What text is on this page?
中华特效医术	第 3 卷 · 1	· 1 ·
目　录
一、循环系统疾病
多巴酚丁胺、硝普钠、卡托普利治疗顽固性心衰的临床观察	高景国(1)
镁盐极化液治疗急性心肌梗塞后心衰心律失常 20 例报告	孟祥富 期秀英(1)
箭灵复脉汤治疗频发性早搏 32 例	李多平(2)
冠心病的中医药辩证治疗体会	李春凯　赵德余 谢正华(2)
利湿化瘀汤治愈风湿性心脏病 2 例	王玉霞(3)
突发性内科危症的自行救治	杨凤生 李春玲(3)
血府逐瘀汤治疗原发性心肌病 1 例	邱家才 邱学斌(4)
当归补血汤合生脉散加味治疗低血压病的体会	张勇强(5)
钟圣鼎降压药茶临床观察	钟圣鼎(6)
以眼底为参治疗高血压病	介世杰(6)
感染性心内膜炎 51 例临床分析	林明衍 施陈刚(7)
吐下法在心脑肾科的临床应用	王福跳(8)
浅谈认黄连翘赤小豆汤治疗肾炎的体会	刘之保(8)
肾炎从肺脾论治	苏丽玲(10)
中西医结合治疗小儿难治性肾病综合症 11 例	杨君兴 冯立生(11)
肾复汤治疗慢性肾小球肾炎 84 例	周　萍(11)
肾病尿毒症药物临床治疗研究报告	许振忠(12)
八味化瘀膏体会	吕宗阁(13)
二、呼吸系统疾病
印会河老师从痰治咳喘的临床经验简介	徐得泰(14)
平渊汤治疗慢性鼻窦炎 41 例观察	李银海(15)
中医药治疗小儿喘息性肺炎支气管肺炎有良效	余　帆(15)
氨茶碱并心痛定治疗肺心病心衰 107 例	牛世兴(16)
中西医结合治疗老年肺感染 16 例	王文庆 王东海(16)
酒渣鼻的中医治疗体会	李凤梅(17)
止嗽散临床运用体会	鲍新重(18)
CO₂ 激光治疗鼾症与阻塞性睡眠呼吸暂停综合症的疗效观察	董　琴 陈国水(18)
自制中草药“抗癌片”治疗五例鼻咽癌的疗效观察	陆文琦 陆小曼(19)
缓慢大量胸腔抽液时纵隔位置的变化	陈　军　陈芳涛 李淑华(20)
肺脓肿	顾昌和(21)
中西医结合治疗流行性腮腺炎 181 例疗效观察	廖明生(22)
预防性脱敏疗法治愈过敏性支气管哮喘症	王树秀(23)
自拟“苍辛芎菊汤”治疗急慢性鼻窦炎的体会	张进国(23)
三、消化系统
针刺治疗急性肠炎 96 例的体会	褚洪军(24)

[Exercise goal] Exactly as they are written, print the entries again.

[The solution]
What text is on this page?
中华特效医术	第 3 卷 · 1	· 1 ·
目　录
一、循环系统疾病
多巴酚丁胺、硝普钠、卡托普利治疗顽固性心衰的临床观察	高景国(1)
镁盐极化液治疗急性心肌梗塞后心衰心律失常 20 例报告	孟祥富 期秀英(1)
箭灵复脉汤治疗频发性早搏 32 例	李多平(2)
冠心病的中医药辩证治疗体会	李春凯　赵德余 谢正华(2)
利湿化瘀汤治愈风湿性心脏病 2 例	王玉霞(3)
突发性内科危症的自行救治	杨凤生 李春玲(3)
血府逐瘀汤治疗原发性心肌病 1 例	邱家才 邱学斌(4)
当归补血汤合生脉散加味治疗低血压病的体会	张勇强(5)
钟圣鼎降压药茶临床观察	钟圣鼎(6)
以眼底为参治疗高血压病	介世杰(6)
感染性心内膜炎 51 例临床分析	林明衍 施陈刚(7)
吐下法在心脑肾科的临床应用	王福跳(8)
浅谈认黄连翘赤小豆汤治疗肾炎的体会	刘之保(8)
肾炎从肺脾论治	苏丽玲(10)
中西医结合治疗小儿难治性肾病综合症 11 例	杨君兴 冯立生(11)
肾复汤治疗慢性肾小球肾炎 84 例	周　萍(11)
肾病尿毒症药物临床治疗研究报告	许振忠(12)
八味化瘀膏体会	吕宗阁(13)
二、呼吸系统疾病
印会河老师从痰治咳喘的临床经验简介	徐得泰(14)
平渊汤治疗慢性鼻窦炎 41 例观察	李银海(15)
中医药治疗小儿喘息性肺炎支气管肺炎有良效	余　帆(15)
氨茶碱并心痛定治疗肺心病心衰 107 例	牛世兴(16)
中西医结合治疗老年肺感染 16 例	王文庆 王东海(16)
酒渣鼻的中医治疗体会	李凤梅(17)
止嗽散临床运用体会	鲍新重(18)
CO₂ 激光治疗鼾症与阻塞性睡眠呼吸暂停综合症的疗效观察	董　琴 陈国水(18)
自制中草药“抗癌片”治疗五例鼻咽癌的疗效观察	陆文琦 陆小曼(19)
缓慢大量胸腔抽液时纵隔位置的变化	陈　军　陈芳涛 李淑华(20)
肺脓肿	顾昌和(21)
中西医结合治疗流行性腮腺炎 181 例疗效观察	廖明生(22)
预防性脱敏疗法治愈过敏性支气管哮喘症	王树秀(23)
自拟“苍辛芎菊汤”治疗急慢性鼻窦炎的体会	张进国(23)
三、消化系统
针刺治疗急性肠炎 96 例的体会	褚洪军(24)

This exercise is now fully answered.